__Task objective__. Down to the last line, write out the entries below exactly and omit all pictures.
• • • •
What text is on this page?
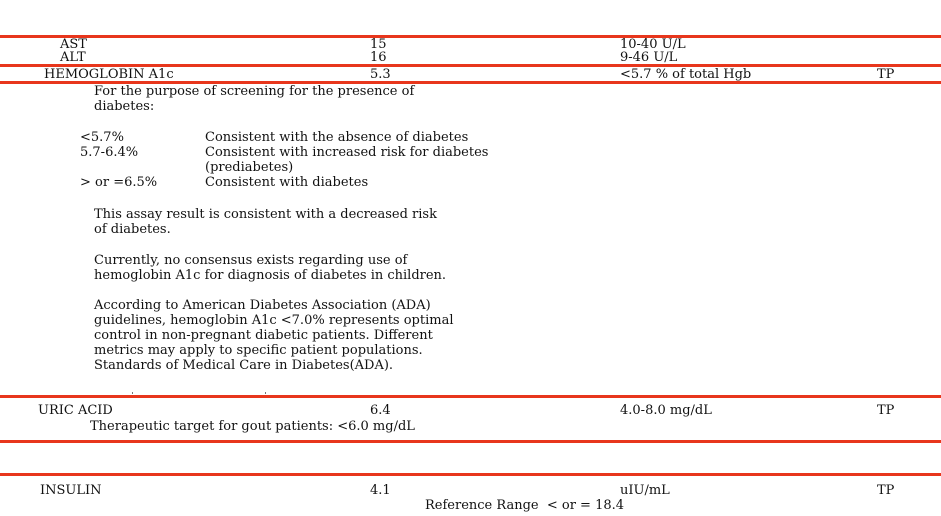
AST	15	10-40 U/L
ALT	16	9-46 U/L
HEMOGLOBIN A1c	5.3	<5.7 % of total Hgb	TP
For the purpose of screening for the presence of
diabetes:
<5.7%	Consistent with the absence of diabetes
5.7-6.4%	Consistent with increased risk for diabetes
(prediabetes)
> or =6.5%	Consistent with diabetes
This assay result is consistent with a decreased risk
of diabetes.
Currently, no consensus exists regarding use of
hemoglobin A1c for diagnosis of diabetes in children.
According to American Diabetes Association (ADA)
guidelines, hemoglobin A1c <7.0% represents optimal
control in non-pregnant diabetic patients. Different
metrics may apply to specific patient populations.
Standards of Medical Care in Diabetes(ADA).
URIC ACID	6.4	4.0-8.0 mg/dL	TP
Therapeutic target for gout patients: <6.0 mg/dL
INSULIN	4.1	uIU/mL	TP
Reference Range  < or = 18.4
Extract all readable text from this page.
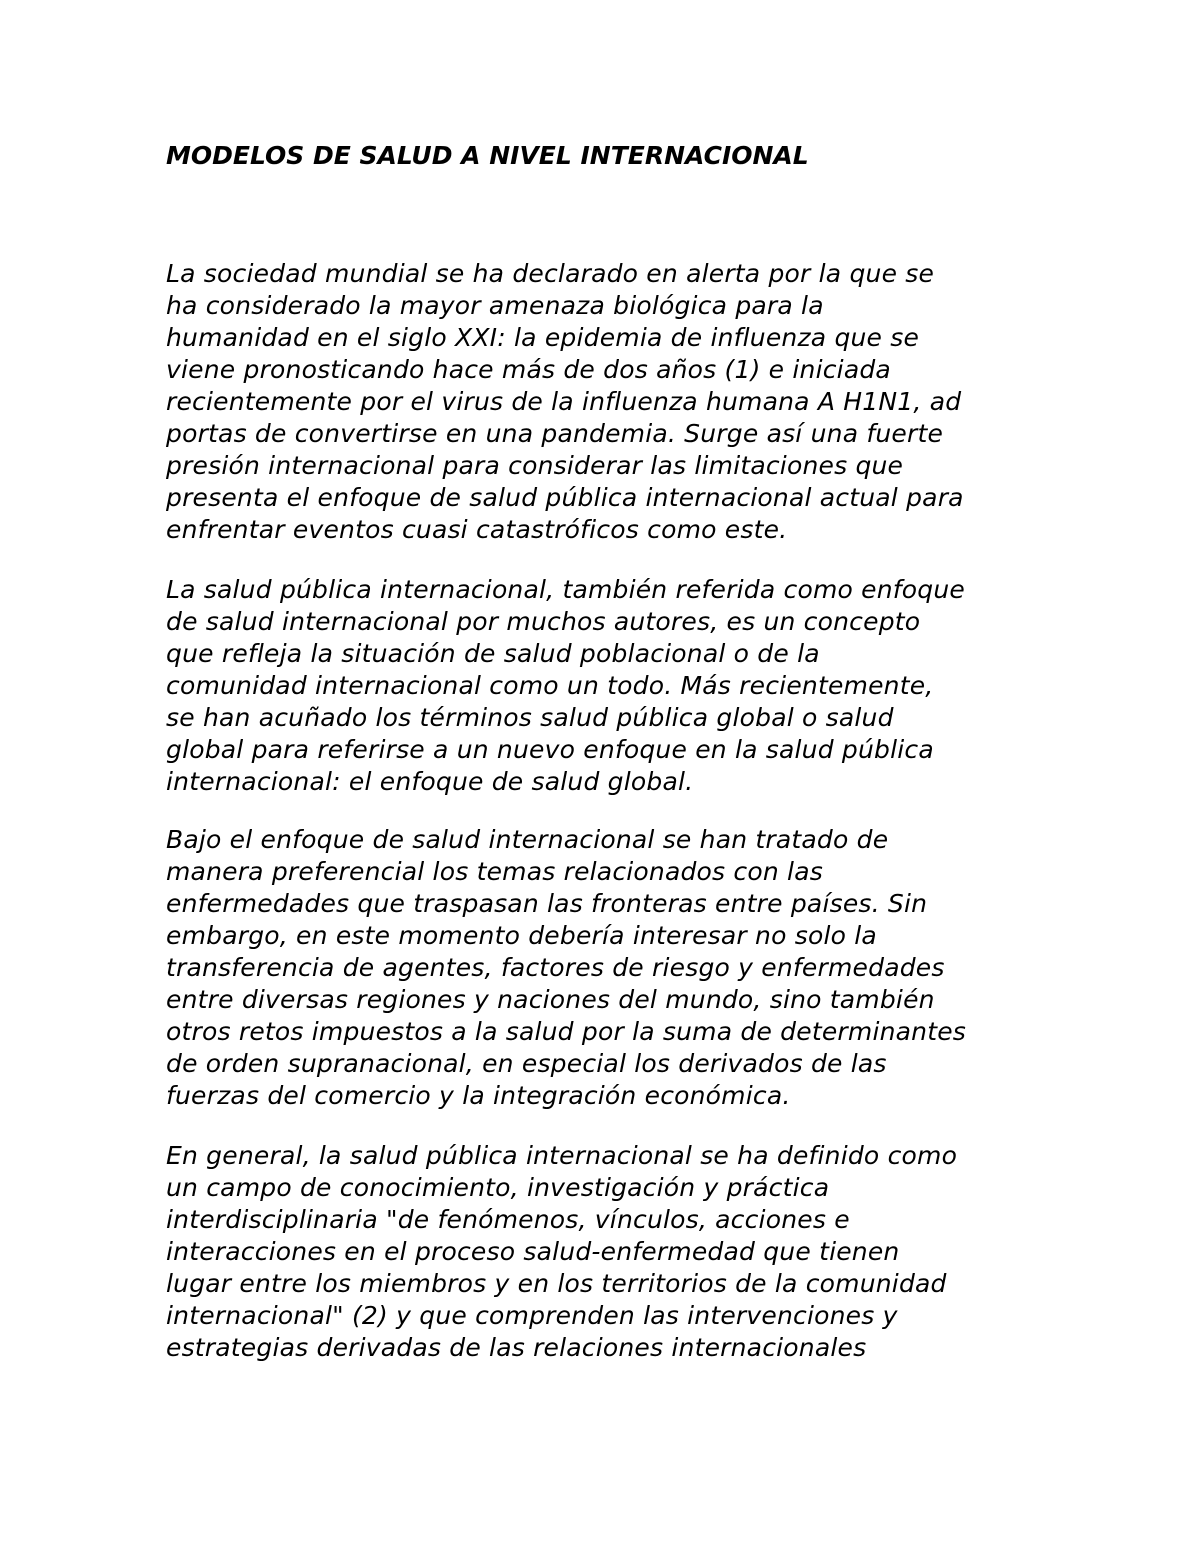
MODELOS DE SALUD A NIVEL INTERNACIONAL

La sociedad mundial se ha declarado en alerta por la que se
ha considerado la mayor amenaza biológica para la
humanidad en el siglo XXI: la epidemia de influenza que se
viene pronosticando hace más de dos años (1) e iniciada
recientemente por el virus de la influenza humana A H1N1, ad
portas de convertirse en una pandemia. Surge así una fuerte
presión internacional para considerar las limitaciones que
presenta el enfoque de salud pública internacional actual para
enfrentar eventos cuasi catastróficos como este.

La salud pública internacional, también referida como enfoque
de salud internacional por muchos autores, es un concepto
que refleja la situación de salud poblacional o de la
comunidad internacional como un todo. Más recientemente,
se han acuñado los términos salud pública global o salud
global para referirse a un nuevo enfoque en la salud pública
internacional: el enfoque de salud global.

Bajo el enfoque de salud internacional se han tratado de
manera preferencial los temas relacionados con las
enfermedades que traspasan las fronteras entre países. Sin
embargo, en este momento debería interesar no solo la
transferencia de agentes, factores de riesgo y enfermedades
entre diversas regiones y naciones del mundo, sino también
otros retos impuestos a la salud por la suma de determinantes
de orden supranacional, en especial los derivados de las
fuerzas del comercio y la integración económica.

En general, la salud pública internacional se ha definido como
un campo de conocimiento, investigación y práctica
interdisciplinaria "de fenómenos, vínculos, acciones e
interacciones en el proceso salud-enfermedad que tienen
lugar entre los miembros y en los territorios de la comunidad
internacional" (2) y que comprenden las intervenciones y
estrategias derivadas de las relaciones internacionales
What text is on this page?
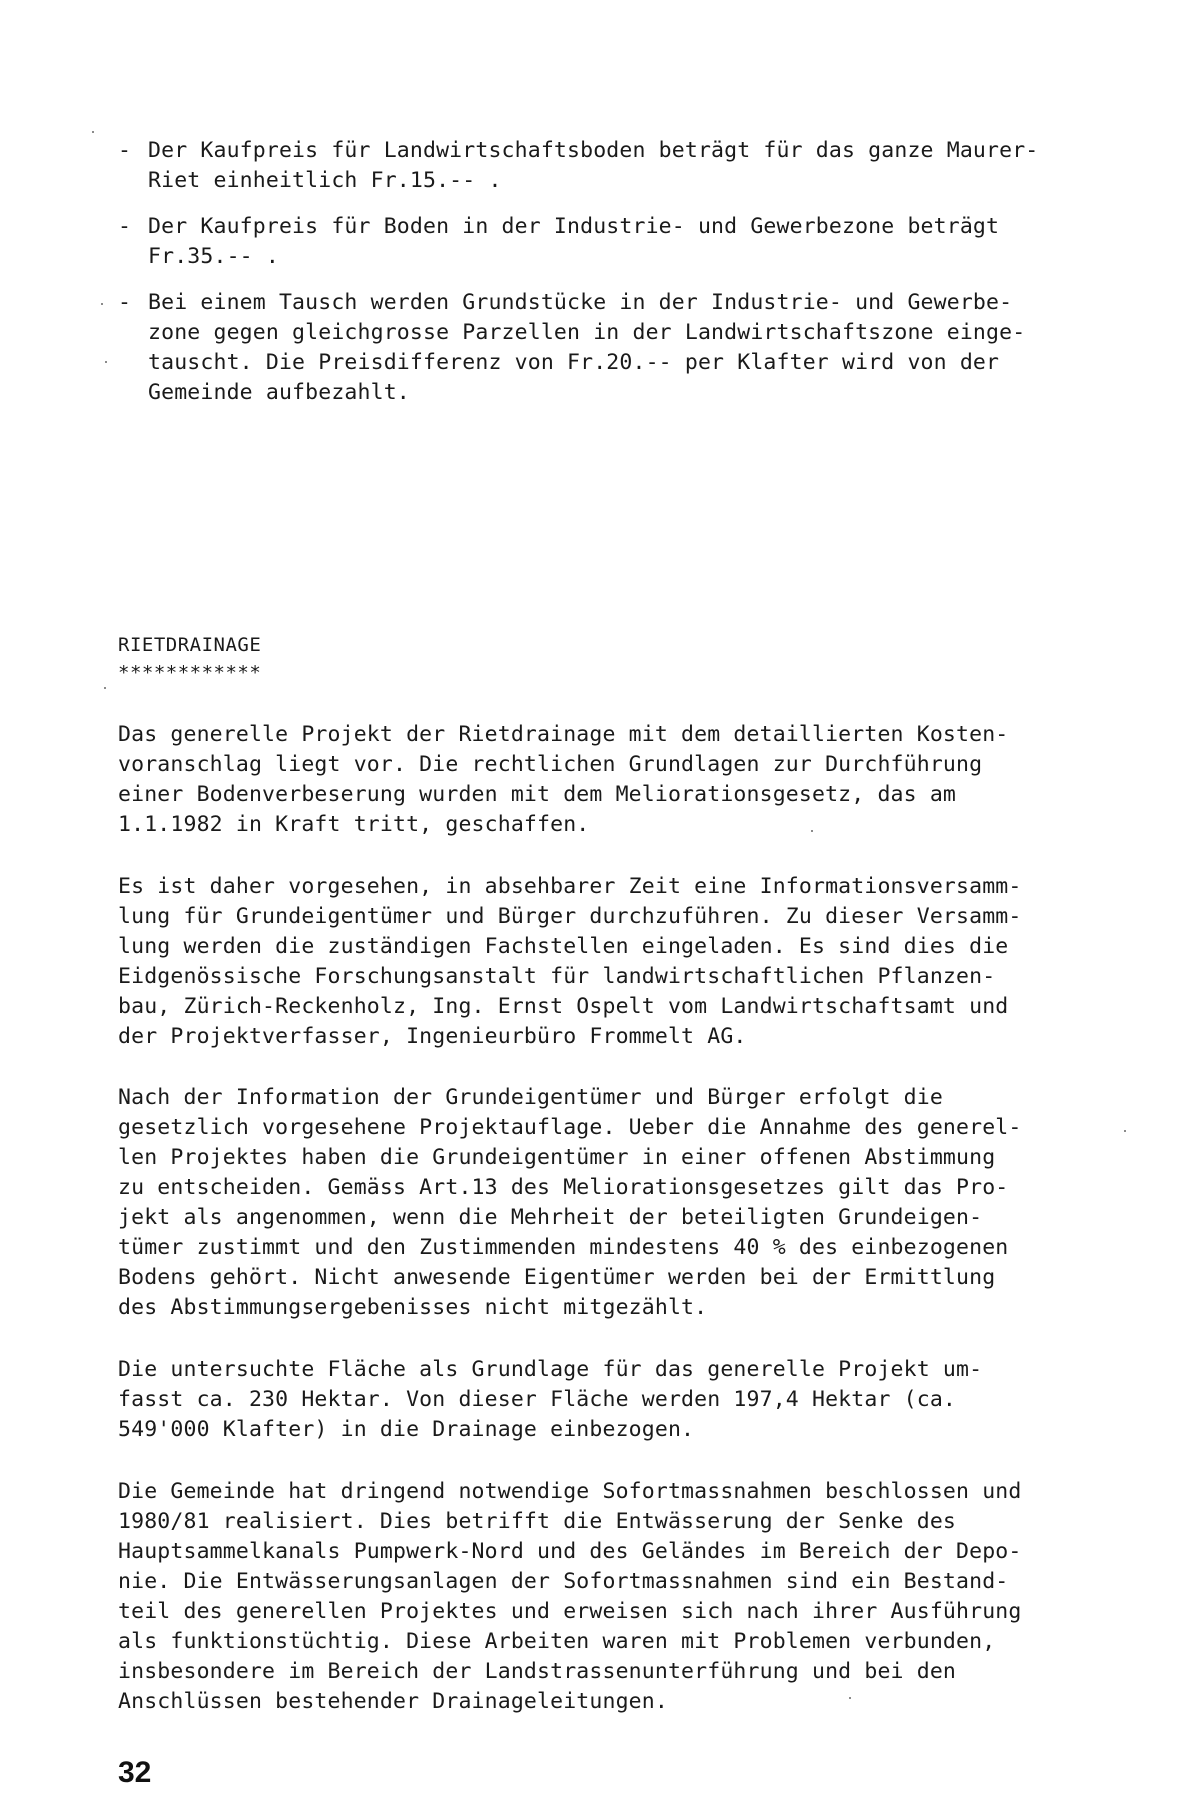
- Der Kaufpreis für Landwirtschaftsboden beträgt für das ganze Maurer-
Riet einheitlich Fr.15.-- .
- Der Kaufpreis für Boden in der Industrie- und Gewerbezone beträgt
Fr.35.-- .
- Bei einem Tausch werden Grundstücke in der Industrie- und Gewerbe-
zone gegen gleichgrosse Parzellen in der Landwirtschaftszone einge-
tauscht. Die Preisdifferenz von Fr.20.-- per Klafter wird von der
Gemeinde aufbezahlt.
RIETDRAINAGE
************
Das generelle Projekt der Rietdrainage mit dem detaillierten Kosten-
voranschlag liegt vor. Die rechtlichen Grundlagen zur Durchführung
einer Bodenverbeserung wurden mit dem Meliorationsgesetz, das am
1.1.1982 in Kraft tritt, geschaffen.
Es ist daher vorgesehen, in absehbarer Zeit eine Informationsversamm-
lung für Grundeigentümer und Bürger durchzuführen. Zu dieser Versamm-
lung werden die zuständigen Fachstellen eingeladen. Es sind dies die
Eidgenössische Forschungsanstalt für landwirtschaftlichen Pflanzen-
bau, Zürich-Reckenholz, Ing. Ernst Ospelt vom Landwirtschaftsamt und
der Projektverfasser, Ingenieurbüro Frommelt AG.
Nach der Information der Grundeigentümer und Bürger erfolgt die
gesetzlich vorgesehene Projektauflage. Ueber die Annahme des generel-
len Projektes haben die Grundeigentümer in einer offenen Abstimmung
zu entscheiden. Gemäss Art.13 des Meliorationsgesetzes gilt das Pro-
jekt als angenommen, wenn die Mehrheit der beteiligten Grundeigen-
tümer zustimmt und den Zustimmenden mindestens 40 % des einbezogenen
Bodens gehört. Nicht anwesende Eigentümer werden bei der Ermittlung
des Abstimmungsergebenisses nicht mitgezählt.
Die untersuchte Fläche als Grundlage für das generelle Projekt um-
fasst ca. 230 Hektar. Von dieser Fläche werden 197,4 Hektar (ca.
549'000 Klafter) in die Drainage einbezogen.
Die Gemeinde hat dringend notwendige Sofortmassnahmen beschlossen und
1980/81 realisiert. Dies betrifft die Entwässerung der Senke des
Hauptsammelkanals Pumpwerk-Nord und des Geländes im Bereich der Depo-
nie. Die Entwässerungsanlagen der Sofortmassnahmen sind ein Bestand-
teil des generellen Projektes und erweisen sich nach ihrer Ausführung
als funktionstüchtig. Diese Arbeiten waren mit Problemen verbunden,
insbesondere im Bereich der Landstrassenunterführung und bei den
Anschlüssen bestehender Drainageleitungen.
32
• • • •
__Task output__.
What text is on this page?
AST	15	10-40 U/L
ALT	16	9-46 U/L
HEMOGLOBIN A1c	5.3	<5.7 % of total Hgb	TP
For the purpose of screening for the presence of
diabetes:
<5.7%	Consistent with the absence of diabetes
5.7-6.4%	Consistent with increased risk for diabetes
(prediabetes)
> or =6.5%	Consistent with diabetes
This assay result is consistent with a decreased risk
of diabetes.
Currently, no consensus exists regarding use of
hemoglobin A1c for diagnosis of diabetes in children.
According to American Diabetes Association (ADA)
guidelines, hemoglobin A1c <7.0% represents optimal
control in non-pregnant diabetic patients. Different
metrics may apply to specific patient populations.
Standards of Medical Care in Diabetes(ADA).
URIC ACID	6.4	4.0-8.0 mg/dL	TP
Therapeutic target for gout patients: <6.0 mg/dL
INSULIN	4.1	uIU/mL	TP
Reference Range  < or = 18.4
Extract all readable text from this page.
MODELOS DE SALUD A NIVEL INTERNACIONAL

La sociedad mundial se ha declarado en alerta por la que se
ha considerado la mayor amenaza biológica para la
humanidad en el siglo XXI: la epidemia de influenza que se
viene pronosticando hace más de dos años (1) e iniciada
recientemente por el virus de la influenza humana A H1N1, ad
portas de convertirse en una pandemia. Surge así una fuerte
presión internacional para considerar las limitaciones que
presenta el enfoque de salud pública internacional actual para
enfrentar eventos cuasi catastróficos como este.

La salud pública internacional, también referida como enfoque
de salud internacional por muchos autores, es un concepto
que refleja la situación de salud poblacional o de la
comunidad internacional como un todo. Más recientemente,
se han acuñado los términos salud pública global o salud
global para referirse a un nuevo enfoque en la salud pública
internacional: el enfoque de salud global.

Bajo el enfoque de salud internacional se han tratado de
manera preferencial los temas relacionados con las
enfermedades que traspasan las fronteras entre países. Sin
embargo, en este momento debería interesar no solo la
transferencia de agentes, factores de riesgo y enfermedades
entre diversas regiones y naciones del mundo, sino también
otros retos impuestos a la salud por la suma de determinantes
de orden supranacional, en especial los derivados de las
fuerzas del comercio y la integración económica.

En general, la salud pública internacional se ha definido como
un campo de conocimiento, investigación y práctica
interdisciplinaria "de fenómenos, vínculos, acciones e
interacciones en el proceso salud-enfermedad que tienen
lugar entre los miembros y en los territorios de la comunidad
internacional" (2) y que comprenden las intervenciones y
estrategias derivadas de las relaciones internacionales
What text is on this page?
- Der Kaufpreis für Landwirtschaftsboden beträgt für das ganze Maurer-
Riet einheitlich Fr.15.-- .
- Der Kaufpreis für Boden in der Industrie- und Gewerbezone beträgt
Fr.35.-- .
- Bei einem Tausch werden Grundstücke in der Industrie- und Gewerbe-
zone gegen gleichgrosse Parzellen in der Landwirtschaftszone einge-
tauscht. Die Preisdifferenz von Fr.20.-- per Klafter wird von der
Gemeinde aufbezahlt.
RIETDRAINAGE
************
Das generelle Projekt der Rietdrainage mit dem detaillierten Kosten-
voranschlag liegt vor. Die rechtlichen Grundlagen zur Durchführung
einer Bodenverbeserung wurden mit dem Meliorationsgesetz, das am
1.1.1982 in Kraft tritt, geschaffen.
Es ist daher vorgesehen, in absehbarer Zeit eine Informationsversamm-
lung für Grundeigentümer und Bürger durchzuführen. Zu dieser Versamm-
lung werden die zuständigen Fachstellen eingeladen. Es sind dies die
Eidgenössische Forschungsanstalt für landwirtschaftlichen Pflanzen-
bau, Zürich-Reckenholz, Ing. Ernst Ospelt vom Landwirtschaftsamt und
der Projektverfasser, Ingenieurbüro Frommelt AG.
Nach der Information der Grundeigentümer und Bürger erfolgt die
gesetzlich vorgesehene Projektauflage. Ueber die Annahme des generel-
len Projektes haben die Grundeigentümer in einer offenen Abstimmung
zu entscheiden. Gemäss Art.13 des Meliorationsgesetzes gilt das Pro-
jekt als angenommen, wenn die Mehrheit der beteiligten Grundeigen-
tümer zustimmt und den Zustimmenden mindestens 40 % des einbezogenen
Bodens gehört. Nicht anwesende Eigentümer werden bei der Ermittlung
des Abstimmungsergebenisses nicht mitgezählt.
Die untersuchte Fläche als Grundlage für das generelle Projekt um-
fasst ca. 230 Hektar. Von dieser Fläche werden 197,4 Hektar (ca.
549'000 Klafter) in die Drainage einbezogen.
Die Gemeinde hat dringend notwendige Sofortmassnahmen beschlossen und
1980/81 realisiert. Dies betrifft die Entwässerung der Senke des
Hauptsammelkanals Pumpwerk-Nord und des Geländes im Bereich der Depo-
nie. Die Entwässerungsanlagen der Sofortmassnahmen sind ein Bestand-
teil des generellen Projektes und erweisen sich nach ihrer Ausführung
als funktionstüchtig. Diese Arbeiten waren mit Problemen verbunden,
insbesondere im Bereich der Landstrassenunterführung und bei den
Anschlüssen bestehender Drainageleitungen.
32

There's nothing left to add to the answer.